Reading text:
*** Block opens ***

As noted before, the presence of a highly reactive ester group in the polymer of this invention enables the polymer to be used in a photographic system as various additives listed below:

(i) polymeric mordant, antistatic agent, neutralizing agent, thickener or sensitizer required to be non-diffusable;

(ii) polymer for fixing or rendering non-diffusable a photographic additive having a nucleophilic group such as an amino, hydroxyl, phenolic hydroxyl, active methylene or sulfonamide group; and

(iii) gelatin hardening agent.

The polymer of this invention is used in an amount and in a location in a photographic element as is conventional for the purposes described above.

The utility of the polymer of this invention is hereunder described assuming that it is used as a gelatin hardening agent. When the polymer of this invention is used as a hardening agent, the amount used can be freely selected depending upon the objective. Usually, the polymer is used in an amount such that it contains from 0.5×10-3 to 5×10-2 eq. of active ester group per 100 g of dry gelatin. A particularly preferred range is from 5×10-3 to 5×10-2 eq. per 100 g of dry gelatin.

*** Block closes ***

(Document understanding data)
*** Block opens ***

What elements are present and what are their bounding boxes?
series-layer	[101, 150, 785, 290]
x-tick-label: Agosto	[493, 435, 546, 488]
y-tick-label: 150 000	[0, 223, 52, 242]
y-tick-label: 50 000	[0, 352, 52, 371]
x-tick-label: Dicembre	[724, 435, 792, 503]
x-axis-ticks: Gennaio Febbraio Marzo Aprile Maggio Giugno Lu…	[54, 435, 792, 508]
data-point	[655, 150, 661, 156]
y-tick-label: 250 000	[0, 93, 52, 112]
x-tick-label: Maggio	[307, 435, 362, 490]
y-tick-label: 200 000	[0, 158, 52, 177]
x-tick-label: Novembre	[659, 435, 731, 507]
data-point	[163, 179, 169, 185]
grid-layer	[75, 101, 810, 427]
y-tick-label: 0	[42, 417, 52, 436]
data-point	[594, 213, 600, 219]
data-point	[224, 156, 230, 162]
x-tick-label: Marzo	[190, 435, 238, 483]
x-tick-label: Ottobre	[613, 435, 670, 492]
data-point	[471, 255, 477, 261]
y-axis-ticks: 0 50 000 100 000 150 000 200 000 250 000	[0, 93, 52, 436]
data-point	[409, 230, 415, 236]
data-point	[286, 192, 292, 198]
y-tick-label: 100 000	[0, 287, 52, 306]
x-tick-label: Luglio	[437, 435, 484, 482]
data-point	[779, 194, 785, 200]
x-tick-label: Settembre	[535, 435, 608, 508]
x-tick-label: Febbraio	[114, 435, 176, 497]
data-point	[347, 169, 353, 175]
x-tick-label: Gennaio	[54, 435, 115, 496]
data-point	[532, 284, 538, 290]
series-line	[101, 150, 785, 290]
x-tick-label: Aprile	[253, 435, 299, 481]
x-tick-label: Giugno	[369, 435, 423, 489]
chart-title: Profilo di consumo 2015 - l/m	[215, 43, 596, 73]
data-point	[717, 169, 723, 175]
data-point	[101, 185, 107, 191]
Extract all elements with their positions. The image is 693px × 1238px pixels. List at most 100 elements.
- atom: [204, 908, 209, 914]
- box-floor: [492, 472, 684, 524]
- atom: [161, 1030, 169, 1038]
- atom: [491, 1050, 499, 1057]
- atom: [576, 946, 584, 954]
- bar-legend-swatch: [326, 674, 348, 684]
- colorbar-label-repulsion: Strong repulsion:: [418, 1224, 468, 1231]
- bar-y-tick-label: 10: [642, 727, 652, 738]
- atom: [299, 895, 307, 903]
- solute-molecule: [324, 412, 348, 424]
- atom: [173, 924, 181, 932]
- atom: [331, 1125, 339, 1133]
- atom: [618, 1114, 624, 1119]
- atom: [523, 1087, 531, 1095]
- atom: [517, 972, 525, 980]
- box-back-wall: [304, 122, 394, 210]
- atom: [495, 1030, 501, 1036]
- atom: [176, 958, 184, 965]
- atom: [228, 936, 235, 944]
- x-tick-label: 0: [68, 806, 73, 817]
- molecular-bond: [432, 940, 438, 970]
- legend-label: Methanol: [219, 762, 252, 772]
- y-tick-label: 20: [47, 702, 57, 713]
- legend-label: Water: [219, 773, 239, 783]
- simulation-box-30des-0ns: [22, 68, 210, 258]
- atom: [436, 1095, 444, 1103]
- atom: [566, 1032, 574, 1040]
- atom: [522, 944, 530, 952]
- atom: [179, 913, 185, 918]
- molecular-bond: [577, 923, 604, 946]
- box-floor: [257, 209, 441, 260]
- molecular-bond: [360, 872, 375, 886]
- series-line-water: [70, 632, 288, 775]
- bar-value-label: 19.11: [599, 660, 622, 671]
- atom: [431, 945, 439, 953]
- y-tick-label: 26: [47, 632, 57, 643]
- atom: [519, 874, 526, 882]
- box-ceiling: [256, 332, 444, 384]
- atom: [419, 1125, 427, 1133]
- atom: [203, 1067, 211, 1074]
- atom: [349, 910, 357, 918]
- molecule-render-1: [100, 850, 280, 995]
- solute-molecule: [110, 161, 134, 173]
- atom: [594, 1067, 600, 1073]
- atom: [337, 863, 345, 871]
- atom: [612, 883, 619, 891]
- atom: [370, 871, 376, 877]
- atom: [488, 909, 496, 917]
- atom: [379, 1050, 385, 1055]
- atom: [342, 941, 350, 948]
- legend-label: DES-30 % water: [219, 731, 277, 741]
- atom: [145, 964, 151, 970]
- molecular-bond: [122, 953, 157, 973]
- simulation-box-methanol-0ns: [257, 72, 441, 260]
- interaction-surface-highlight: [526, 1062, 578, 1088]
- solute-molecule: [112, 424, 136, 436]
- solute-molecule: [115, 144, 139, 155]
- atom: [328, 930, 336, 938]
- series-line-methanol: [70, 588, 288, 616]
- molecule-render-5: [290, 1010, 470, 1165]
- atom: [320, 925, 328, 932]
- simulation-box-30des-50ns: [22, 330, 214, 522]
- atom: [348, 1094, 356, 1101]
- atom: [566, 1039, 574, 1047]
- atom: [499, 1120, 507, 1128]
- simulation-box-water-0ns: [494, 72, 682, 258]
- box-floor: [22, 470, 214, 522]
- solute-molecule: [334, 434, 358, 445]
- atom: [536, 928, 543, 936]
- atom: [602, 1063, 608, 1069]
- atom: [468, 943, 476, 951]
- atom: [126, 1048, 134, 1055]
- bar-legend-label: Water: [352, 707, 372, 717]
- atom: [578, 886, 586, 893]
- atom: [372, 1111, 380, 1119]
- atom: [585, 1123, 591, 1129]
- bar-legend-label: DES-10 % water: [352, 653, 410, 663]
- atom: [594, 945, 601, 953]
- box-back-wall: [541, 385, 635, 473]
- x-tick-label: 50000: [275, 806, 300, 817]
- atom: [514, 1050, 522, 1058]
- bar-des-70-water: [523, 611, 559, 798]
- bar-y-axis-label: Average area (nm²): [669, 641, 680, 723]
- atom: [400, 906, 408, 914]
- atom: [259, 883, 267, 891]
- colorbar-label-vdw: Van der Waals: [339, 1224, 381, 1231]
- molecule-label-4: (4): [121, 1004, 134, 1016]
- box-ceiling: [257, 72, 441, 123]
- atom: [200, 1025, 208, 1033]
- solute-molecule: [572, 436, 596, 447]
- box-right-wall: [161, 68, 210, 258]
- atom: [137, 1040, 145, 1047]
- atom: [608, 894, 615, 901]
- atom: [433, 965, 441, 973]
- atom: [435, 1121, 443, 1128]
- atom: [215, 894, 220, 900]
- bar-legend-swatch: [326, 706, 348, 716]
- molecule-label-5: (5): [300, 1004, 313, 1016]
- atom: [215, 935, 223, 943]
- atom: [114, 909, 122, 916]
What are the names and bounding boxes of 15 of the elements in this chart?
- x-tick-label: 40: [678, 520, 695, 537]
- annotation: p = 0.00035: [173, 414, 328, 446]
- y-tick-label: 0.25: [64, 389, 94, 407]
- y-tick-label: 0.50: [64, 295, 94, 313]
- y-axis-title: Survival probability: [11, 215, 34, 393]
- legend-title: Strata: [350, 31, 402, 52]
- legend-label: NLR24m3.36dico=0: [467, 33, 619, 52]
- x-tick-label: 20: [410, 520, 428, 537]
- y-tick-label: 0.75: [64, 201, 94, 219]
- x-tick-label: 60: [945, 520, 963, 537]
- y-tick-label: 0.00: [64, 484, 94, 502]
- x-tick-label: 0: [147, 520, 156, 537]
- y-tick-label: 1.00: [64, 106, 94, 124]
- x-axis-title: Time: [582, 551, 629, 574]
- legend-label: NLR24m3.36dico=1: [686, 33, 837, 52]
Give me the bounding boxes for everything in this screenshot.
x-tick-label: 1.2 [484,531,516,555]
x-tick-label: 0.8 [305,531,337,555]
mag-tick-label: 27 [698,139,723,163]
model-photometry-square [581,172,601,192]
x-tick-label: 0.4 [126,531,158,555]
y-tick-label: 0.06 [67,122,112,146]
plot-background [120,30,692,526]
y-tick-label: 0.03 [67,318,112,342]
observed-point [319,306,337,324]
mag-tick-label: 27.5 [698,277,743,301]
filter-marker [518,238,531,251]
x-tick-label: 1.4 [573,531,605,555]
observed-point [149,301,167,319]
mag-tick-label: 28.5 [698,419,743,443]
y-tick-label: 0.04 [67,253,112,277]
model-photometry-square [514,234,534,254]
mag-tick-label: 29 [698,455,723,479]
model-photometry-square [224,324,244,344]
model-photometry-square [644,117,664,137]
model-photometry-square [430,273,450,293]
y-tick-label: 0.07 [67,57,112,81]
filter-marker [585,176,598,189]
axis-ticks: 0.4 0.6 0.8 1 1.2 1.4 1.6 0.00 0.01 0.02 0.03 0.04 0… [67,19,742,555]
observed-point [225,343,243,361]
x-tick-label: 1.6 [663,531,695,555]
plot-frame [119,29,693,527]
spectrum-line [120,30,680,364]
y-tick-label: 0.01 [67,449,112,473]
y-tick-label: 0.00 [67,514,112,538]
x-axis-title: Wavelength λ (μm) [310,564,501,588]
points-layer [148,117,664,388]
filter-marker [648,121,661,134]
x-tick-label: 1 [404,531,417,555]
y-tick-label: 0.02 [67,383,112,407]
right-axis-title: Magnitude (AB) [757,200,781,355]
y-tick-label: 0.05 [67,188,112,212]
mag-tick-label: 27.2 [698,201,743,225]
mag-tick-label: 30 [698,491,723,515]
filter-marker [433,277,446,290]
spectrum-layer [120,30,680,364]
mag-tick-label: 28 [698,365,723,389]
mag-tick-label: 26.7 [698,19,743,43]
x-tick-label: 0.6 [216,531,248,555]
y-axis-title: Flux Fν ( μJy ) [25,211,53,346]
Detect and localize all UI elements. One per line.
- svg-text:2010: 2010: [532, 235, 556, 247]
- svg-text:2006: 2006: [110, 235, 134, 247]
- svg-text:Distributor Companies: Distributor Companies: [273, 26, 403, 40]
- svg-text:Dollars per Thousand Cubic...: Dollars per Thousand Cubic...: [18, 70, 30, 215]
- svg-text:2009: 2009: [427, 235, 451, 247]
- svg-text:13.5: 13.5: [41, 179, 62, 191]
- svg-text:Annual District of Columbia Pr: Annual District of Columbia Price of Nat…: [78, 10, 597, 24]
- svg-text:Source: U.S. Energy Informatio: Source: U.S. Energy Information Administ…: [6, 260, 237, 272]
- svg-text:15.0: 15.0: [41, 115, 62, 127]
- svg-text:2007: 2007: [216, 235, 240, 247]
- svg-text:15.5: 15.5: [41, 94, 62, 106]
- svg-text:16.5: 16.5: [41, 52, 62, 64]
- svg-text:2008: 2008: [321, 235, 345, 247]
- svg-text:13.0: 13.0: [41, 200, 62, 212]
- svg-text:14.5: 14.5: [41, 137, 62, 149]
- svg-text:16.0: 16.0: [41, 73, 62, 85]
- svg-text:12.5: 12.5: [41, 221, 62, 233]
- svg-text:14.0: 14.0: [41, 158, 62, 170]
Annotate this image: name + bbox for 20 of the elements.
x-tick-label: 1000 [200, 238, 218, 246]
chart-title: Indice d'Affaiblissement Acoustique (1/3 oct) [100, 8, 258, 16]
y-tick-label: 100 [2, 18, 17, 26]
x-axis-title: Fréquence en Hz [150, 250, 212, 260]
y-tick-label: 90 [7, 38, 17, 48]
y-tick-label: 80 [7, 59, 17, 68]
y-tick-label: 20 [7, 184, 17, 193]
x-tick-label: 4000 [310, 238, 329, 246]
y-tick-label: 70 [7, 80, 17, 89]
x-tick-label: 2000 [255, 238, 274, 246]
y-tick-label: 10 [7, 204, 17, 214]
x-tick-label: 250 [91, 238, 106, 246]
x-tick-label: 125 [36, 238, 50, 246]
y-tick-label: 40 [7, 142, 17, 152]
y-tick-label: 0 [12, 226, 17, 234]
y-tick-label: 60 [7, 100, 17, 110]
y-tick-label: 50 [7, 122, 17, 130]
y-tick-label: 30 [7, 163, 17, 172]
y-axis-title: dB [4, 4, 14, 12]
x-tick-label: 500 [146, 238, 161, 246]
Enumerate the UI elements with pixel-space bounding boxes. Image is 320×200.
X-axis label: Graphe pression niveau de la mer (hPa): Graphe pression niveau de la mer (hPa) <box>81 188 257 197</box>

*** Block closes ***

Work to complete:
[A] Reproduce the passage on the ester-group polymer from "(ii) polymer for" up to and including "eq. per 100 g of dry gelatin.".
[B] List every nucleophilic group that the passage on the ester-group polymer names as an example.
[C] Answer these questions from the passage on the ester-group polymer:
(i) What feature of the polymer allows it to be used as an additive in a photographic system?
(ii) In describing the polymer's utility, which use is assumed?
(iii) What is the particularly preferred range of active ester group per 100 g of dry gelatin?
None of the document understanding data is needed here.

Task-by-task answers:
[A]
(ii) polymer for fixing or rendering non-diffusable a photographic additive having a nucleophilic group such as an amino, hydroxyl, phenolic hydroxyl, active methylene or sulfonamide group; and

(iii) gelatin hardening agent.

The polymer of this invention is used in an amount and in a location in a photographic element as is conventional for the purposes described above.

The utility of the polymer of this invention is hereunder described assuming that it is used as a gelatin hardening agent. When the polymer of this invention is used as a hardening agent, the amount used can be freely selected depending upon the objective. Usually, the polymer is used in an amount such that it contains from 0.5×10-3 to 5×10-2 eq. of active ester group per 100 g of dry gelatin. A particularly preferred range is from 5×10-3 to 5×10-2 eq. per 100 g of dry gelatin.

[B] amino, hydroxyl, phenolic hydroxyl, active methylene, sulfonamide

[C]
(i) The presence of a highly reactive ester group.
(ii) Its use as a gelatin hardening agent.
(iii) From 5×10-3 to 5×10-2 eq. per 100 g of dry gelatin.